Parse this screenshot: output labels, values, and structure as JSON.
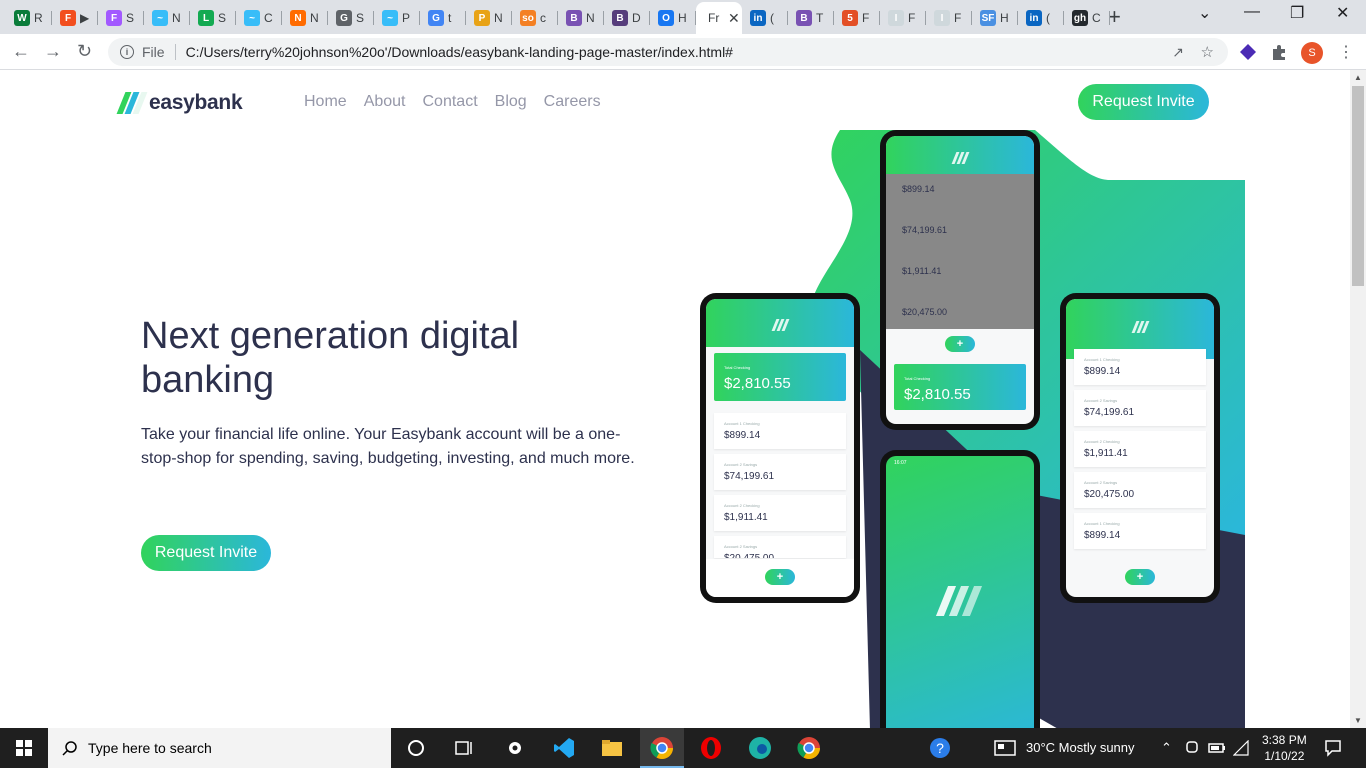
{
  "browser": {
    "tabs": [
      {
        "fav": "W",
        "color": "#0a7c3a",
        "label": "R"
      },
      {
        "fav": "figma",
        "color": "#f24e1e",
        "label": "▶"
      },
      {
        "fav": "figma",
        "color": "#a259ff",
        "label": "S"
      },
      {
        "fav": "~",
        "color": "#38bdf8",
        "label": "N"
      },
      {
        "fav": "leaf",
        "color": "#13aa52",
        "label": "S"
      },
      {
        "fav": "~",
        "color": "#38bdf8",
        "label": "C"
      },
      {
        "fav": "N",
        "color": "#ff6b00",
        "label": "N"
      },
      {
        "fav": "globe",
        "color": "#5f6368",
        "label": "S"
      },
      {
        "fav": "~",
        "color": "#38bdf8",
        "label": "P"
      },
      {
        "fav": "G",
        "color": "#4285f4",
        "label": "t"
      },
      {
        "fav": "pen",
        "color": "#e8a317",
        "label": "N"
      },
      {
        "fav": "so",
        "color": "#f48024",
        "label": "c"
      },
      {
        "fav": "B",
        "color": "#7952b3",
        "label": "N"
      },
      {
        "fav": "B",
        "color": "#563d7c",
        "label": "D"
      },
      {
        "fav": "O",
        "color": "#1877f2",
        "label": "H"
      },
      {
        "fav": "",
        "color": "#ffffff",
        "label": "Fr"
      },
      {
        "fav": "in",
        "color": "#0a66c2",
        "label": "("
      },
      {
        "fav": "B",
        "color": "#7952b3",
        "label": "T"
      },
      {
        "fav": "5",
        "color": "#e34f26",
        "label": "F"
      },
      {
        "fav": "img",
        "color": "#cfd8dc",
        "label": "F"
      },
      {
        "fav": "img",
        "color": "#cfd8dc",
        "label": "F"
      },
      {
        "fav": "SF",
        "color": "#4a90e2",
        "label": "H"
      },
      {
        "fav": "in",
        "color": "#0a66c2",
        "label": "("
      },
      {
        "fav": "gh",
        "color": "#24292e",
        "label": "C"
      }
    ],
    "active_tab_index": 15,
    "url_scheme_label": "File",
    "url": "C:/Users/terry%20johnson%20o'/Downloads/easybank-landing-page-master/index.html#",
    "profile_initial": "S"
  },
  "page": {
    "brand": "easybank",
    "nav": [
      "Home",
      "About",
      "Contact",
      "Blog",
      "Careers"
    ],
    "header_cta": "Request Invite",
    "headline": "Next generation digital banking",
    "lead": "Take your financial life online. Your Easybank account will be a one-stop-shop for spending, saving, budgeting, investing, and much more.",
    "hero_cta": "Request Invite",
    "mockup": {
      "total_label": "Total Checking",
      "total_amount": "$2,810.55",
      "accounts": [
        {
          "label": "Account 1 Checking",
          "amount": "$899.14"
        },
        {
          "label": "Account 2 Savings",
          "amount": "$74,199.61"
        },
        {
          "label": "Account 2 Checking",
          "amount": "$1,911.41"
        },
        {
          "label": "Account 2 Savings",
          "amount": "$20,475.00"
        },
        {
          "label": "Account 1 Checking",
          "amount": "$899.14"
        }
      ],
      "status_time": "16:07"
    },
    "colors": {
      "green": "#31d35c",
      "cyan": "#2bb7da",
      "navy": "#2d314d",
      "grey": "#9597a8"
    }
  },
  "taskbar": {
    "search_placeholder": "Type here to search",
    "weather": "30°C  Mostly sunny",
    "time": "3:38 PM",
    "date": "1/10/22"
  }
}
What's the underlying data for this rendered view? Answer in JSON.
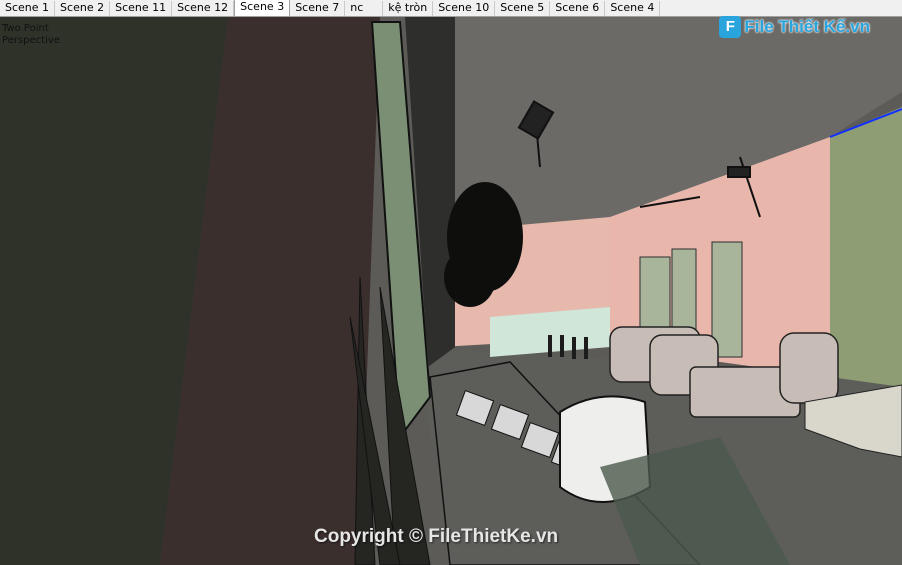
{
  "tabs": [
    {
      "label": "Scene 1",
      "active": false
    },
    {
      "label": "Scene 2",
      "active": false
    },
    {
      "label": "Scene 11",
      "active": false
    },
    {
      "label": "Scene 12",
      "active": false
    },
    {
      "label": "Scene 3",
      "active": true
    },
    {
      "label": "Scene 7",
      "active": false
    },
    {
      "label": "nc",
      "active": false
    },
    {
      "label": "kệ tròn",
      "active": false
    },
    {
      "label": "Scene 10",
      "active": false
    },
    {
      "label": "Scene 5",
      "active": false
    },
    {
      "label": "Scene 6",
      "active": false
    },
    {
      "label": "Scene 4",
      "active": false
    }
  ],
  "viewport": {
    "camera_line1": "Two Point",
    "camera_line2": "Perspective"
  },
  "watermark": {
    "logo_mark": "F",
    "logo_text": "File Thiết Kế.vn",
    "copyright": "Copyright © FileThietKe.vn"
  },
  "colors": {
    "pink_wall": "#e8b4a8",
    "green_panel": "#8fa07a",
    "selection_blue": "#1030ff",
    "curtain": "#3d3a36",
    "ceiling": "#6a6a68"
  }
}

▶ YOUR OBJECTIVE
Output exactly the lines from the line with "What's the underlying" to the last line of the records, including both, and leave every picture out.

▶ ANSWER TO THE EXERCISE
What's the underlying data for this rendered view? Answer in JSON.
{
  "tabs": [
    {
      "label": "Scene 1",
      "active": false
    },
    {
      "label": "Scene 2",
      "active": false
    },
    {
      "label": "Scene 11",
      "active": false
    },
    {
      "label": "Scene 12",
      "active": false
    },
    {
      "label": "Scene 3",
      "active": true
    },
    {
      "label": "Scene 7",
      "active": false
    },
    {
      "label": "nc",
      "active": false
    },
    {
      "label": "kệ tròn",
      "active": false
    },
    {
      "label": "Scene 10",
      "active": false
    },
    {
      "label": "Scene 5",
      "active": false
    },
    {
      "label": "Scene 6",
      "active": false
    },
    {
      "label": "Scene 4",
      "active": false
    }
  ],
  "viewport": {
    "camera_line1": "Two Point",
    "camera_line2": "Perspective"
  },
  "watermark": {
    "logo_mark": "F",
    "logo_text": "File Thiết Kế.vn",
    "copyright": "Copyright © FileThietKe.vn"
  },
  "colors": {
    "pink_wall": "#e8b4a8",
    "green_panel": "#8fa07a",
    "selection_blue": "#1030ff",
    "curtain": "#3d3a36",
    "ceiling": "#6a6a68"
  }
}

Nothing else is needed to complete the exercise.